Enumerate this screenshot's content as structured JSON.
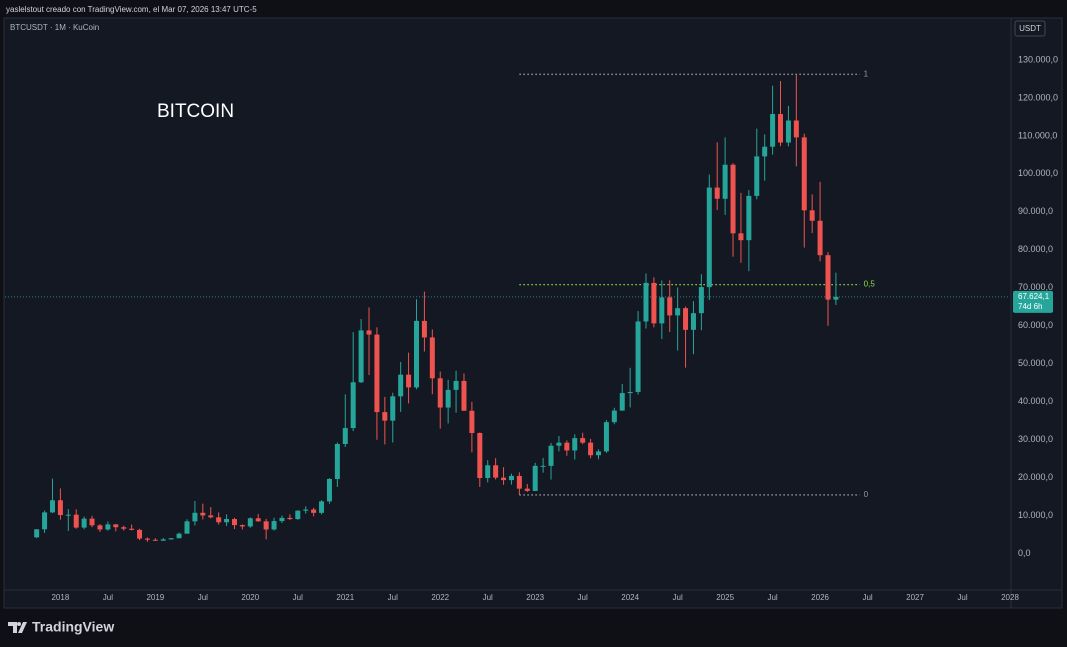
{
  "header": "yaslelstout creado con TradingView.com, el Mar 07, 2026 13:47 UTC-5",
  "footer_brand": "TradingView",
  "chart_data": {
    "type": "candlestick",
    "symbol": "BTCUSDT · 1M · KuCoin",
    "title": "BITCOIN",
    "price_axis_unit": "USDT",
    "up_color": "#26a69a",
    "down_color": "#ef5350",
    "x": [
      "2017-10",
      "2017-11",
      "2017-12",
      "2018-01",
      "2018-02",
      "2018-03",
      "2018-04",
      "2018-05",
      "2018-06",
      "2018-07",
      "2018-08",
      "2018-09",
      "2018-10",
      "2018-11",
      "2018-12",
      "2019-01",
      "2019-02",
      "2019-03",
      "2019-04",
      "2019-05",
      "2019-06",
      "2019-07",
      "2019-08",
      "2019-09",
      "2019-10",
      "2019-11",
      "2019-12",
      "2020-01",
      "2020-02",
      "2020-03",
      "2020-04",
      "2020-05",
      "2020-06",
      "2020-07",
      "2020-08",
      "2020-09",
      "2020-10",
      "2020-11",
      "2020-12",
      "2021-01",
      "2021-02",
      "2021-03",
      "2021-04",
      "2021-05",
      "2021-06",
      "2021-07",
      "2021-08",
      "2021-09",
      "2021-10",
      "2021-11",
      "2021-12",
      "2022-01",
      "2022-02",
      "2022-03",
      "2022-04",
      "2022-05",
      "2022-06",
      "2022-07",
      "2022-08",
      "2022-09",
      "2022-10",
      "2022-11",
      "2022-12",
      "2023-01",
      "2023-02",
      "2023-03",
      "2023-04",
      "2023-05",
      "2023-06",
      "2023-07",
      "2023-08",
      "2023-09",
      "2023-10",
      "2023-11",
      "2023-12",
      "2024-01",
      "2024-02",
      "2024-03",
      "2024-04",
      "2024-05",
      "2024-06",
      "2024-07",
      "2024-08",
      "2024-09",
      "2024-10",
      "2024-11",
      "2024-12",
      "2025-01",
      "2025-02",
      "2025-03",
      "2025-04",
      "2025-05",
      "2025-06",
      "2025-07",
      "2025-08",
      "2025-09",
      "2025-10",
      "2025-11",
      "2025-12",
      "2026-01",
      "2026-02",
      "2026-03"
    ],
    "open": [
      4340,
      6450,
      10900,
      14100,
      10200,
      10300,
      6900,
      9250,
      7500,
      6400,
      7750,
      7000,
      6600,
      6300,
      4000,
      3700,
      3450,
      3800,
      4100,
      5300,
      8550,
      10800,
      10100,
      9600,
      8300,
      9150,
      7550,
      7200,
      9350,
      8550,
      6400,
      8620,
      9450,
      9140,
      11350,
      11650,
      10780,
      13800,
      19700,
      28900,
      33100,
      45150,
      58800,
      57700,
      37300,
      35050,
      41450,
      47150,
      43800,
      61300,
      56950,
      46200,
      38500,
      43150,
      45500,
      37650,
      31800,
      19950,
      23300,
      20050,
      19400,
      20500,
      17150,
      16550,
      23150,
      23150,
      28450,
      29250,
      27200,
      30450,
      29250,
      25950,
      26950,
      34650,
      37700,
      42300,
      42600,
      61150,
      71300,
      60650,
      67500,
      62750,
      64650,
      58950,
      63350,
      70200,
      96400,
      93450,
      102400,
      84350,
      82550,
      94200,
      104600,
      107150,
      115750,
      108250,
      114050,
      109600,
      90400,
      87650,
      78600,
      66900
    ],
    "high": [
      6470,
      11400,
      19800,
      17200,
      11800,
      11700,
      9800,
      10000,
      7800,
      8500,
      7800,
      7400,
      7700,
      6600,
      4300,
      4100,
      4200,
      4150,
      5600,
      9100,
      13900,
      13200,
      12300,
      10900,
      10400,
      9500,
      7750,
      9600,
      10500,
      9200,
      9500,
      10070,
      10400,
      11450,
      12480,
      12100,
      14100,
      19900,
      29300,
      41950,
      58350,
      61800,
      64850,
      59600,
      41300,
      42400,
      50500,
      52950,
      67000,
      69000,
      59050,
      47950,
      45800,
      48200,
      47450,
      40000,
      31950,
      24650,
      25200,
      22800,
      21100,
      21450,
      18400,
      23950,
      25250,
      29200,
      31000,
      29850,
      31450,
      31850,
      30250,
      27500,
      35200,
      38450,
      44700,
      48950,
      63900,
      73800,
      72800,
      71950,
      72000,
      70100,
      65100,
      66500,
      73600,
      99800,
      108300,
      109600,
      102800,
      95000,
      95750,
      111900,
      110400,
      123200,
      124450,
      117900,
      126200,
      110600,
      94600,
      97900,
      79400,
      74000
    ],
    "low": [
      4100,
      5500,
      10700,
      9000,
      6000,
      6600,
      6450,
      7000,
      5750,
      6100,
      5900,
      6100,
      6200,
      3600,
      3150,
      3350,
      3400,
      3700,
      4050,
      5300,
      7450,
      9050,
      9350,
      7700,
      7300,
      6500,
      6400,
      6850,
      8450,
      3800,
      6150,
      8100,
      8900,
      8950,
      10600,
      9850,
      10400,
      13200,
      17600,
      28100,
      32300,
      44950,
      47050,
      30000,
      28800,
      29300,
      37350,
      39600,
      43300,
      53250,
      42000,
      32950,
      34300,
      37150,
      37600,
      26700,
      17600,
      18800,
      19550,
      18150,
      18200,
      15500,
      16300,
      16500,
      21350,
      19550,
      26950,
      25800,
      24800,
      28850,
      25150,
      24900,
      26550,
      34100,
      37600,
      38550,
      41900,
      59300,
      59600,
      56550,
      58400,
      53500,
      49000,
      52550,
      58850,
      66800,
      90500,
      89200,
      78200,
      76600,
      74400,
      93300,
      98200,
      105100,
      107300,
      107250,
      102000,
      80600,
      84400,
      77000,
      60000,
      65500
    ],
    "close": [
      6450,
      10900,
      14100,
      10200,
      10300,
      6900,
      9250,
      7500,
      6400,
      7750,
      7000,
      6600,
      6300,
      4000,
      3700,
      3450,
      3800,
      4100,
      5300,
      8550,
      10800,
      10100,
      9600,
      8300,
      9150,
      7550,
      7200,
      9350,
      8550,
      6400,
      8620,
      9450,
      9140,
      11350,
      11650,
      10780,
      13800,
      19700,
      28900,
      33100,
      45150,
      58800,
      57700,
      37300,
      35050,
      41450,
      47150,
      43800,
      61300,
      56950,
      46200,
      38500,
      43150,
      45500,
      37650,
      31800,
      19950,
      23300,
      20050,
      19400,
      20500,
      17150,
      16550,
      23150,
      23150,
      28450,
      29250,
      27200,
      30450,
      29250,
      25950,
      26950,
      34650,
      37700,
      42300,
      42600,
      61150,
      71300,
      60650,
      67500,
      62750,
      64650,
      58950,
      63350,
      70200,
      96400,
      93450,
      102400,
      84350,
      82550,
      94200,
      104600,
      107150,
      115750,
      108250,
      114050,
      109600,
      90400,
      87650,
      78600,
      66900,
      67624.1
    ],
    "xlim": [
      "2017-06",
      "2028-01"
    ],
    "xticks": [
      {
        "value": "2018-01",
        "label": "2018"
      },
      {
        "value": "2018-07",
        "label": "Jul"
      },
      {
        "value": "2019-01",
        "label": "2019"
      },
      {
        "value": "2019-07",
        "label": "Jul"
      },
      {
        "value": "2020-01",
        "label": "2020"
      },
      {
        "value": "2020-07",
        "label": "Jul"
      },
      {
        "value": "2021-01",
        "label": "2021"
      },
      {
        "value": "2021-07",
        "label": "Jul"
      },
      {
        "value": "2022-01",
        "label": "2022"
      },
      {
        "value": "2022-07",
        "label": "Jul"
      },
      {
        "value": "2023-01",
        "label": "2023"
      },
      {
        "value": "2023-07",
        "label": "Jul"
      },
      {
        "value": "2024-01",
        "label": "2024"
      },
      {
        "value": "2024-07",
        "label": "Jul"
      },
      {
        "value": "2025-01",
        "label": "2025"
      },
      {
        "value": "2025-07",
        "label": "Jul"
      },
      {
        "value": "2026-01",
        "label": "2026"
      },
      {
        "value": "2026-07",
        "label": "Jul"
      },
      {
        "value": "2027-01",
        "label": "2027"
      },
      {
        "value": "2027-07",
        "label": "Jul"
      },
      {
        "value": "2028-01",
        "label": "2028"
      }
    ],
    "ylim": [
      -9000,
      140500
    ],
    "yticks": [
      {
        "value": 0,
        "label": "0,0"
      },
      {
        "value": 10000,
        "label": "10.000,0"
      },
      {
        "value": 20000,
        "label": "20.000,0"
      },
      {
        "value": 30000,
        "label": "30.000,0"
      },
      {
        "value": 40000,
        "label": "40.000,0"
      },
      {
        "value": 50000,
        "label": "50.000,0"
      },
      {
        "value": 60000,
        "label": "60.000,0"
      },
      {
        "value": 70000,
        "label": "70.000,0"
      },
      {
        "value": 80000,
        "label": "80.000,0"
      },
      {
        "value": 90000,
        "label": "90.000,0"
      },
      {
        "value": 100000,
        "label": "100.000,0"
      },
      {
        "value": 110000,
        "label": "110.000,0"
      },
      {
        "value": 120000,
        "label": "120.000,0"
      },
      {
        "value": 130000,
        "label": "130.000,0"
      }
    ],
    "grid": false,
    "last_price": {
      "value": 67624.1,
      "label": "67.624,1"
    },
    "countdown": "74d 6h",
    "fib": {
      "start": "2022-11",
      "end": "2026-06",
      "levels": [
        {
          "label": "1",
          "price": 126200,
          "color": "#9598a1"
        },
        {
          "label": "0,5",
          "price": 70850,
          "color": "#8bdc4a"
        },
        {
          "label": "0",
          "price": 15500,
          "color": "#9598a1"
        }
      ]
    }
  }
}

--------

Short task: Scan the material line by line and report each one that contains "TradingView".

Output of the task:
  "header": "yaslelstout creado con TradingView.com, el Mar 07, 2026 13:47 UTC-5",
  "footer_brand": "TradingView",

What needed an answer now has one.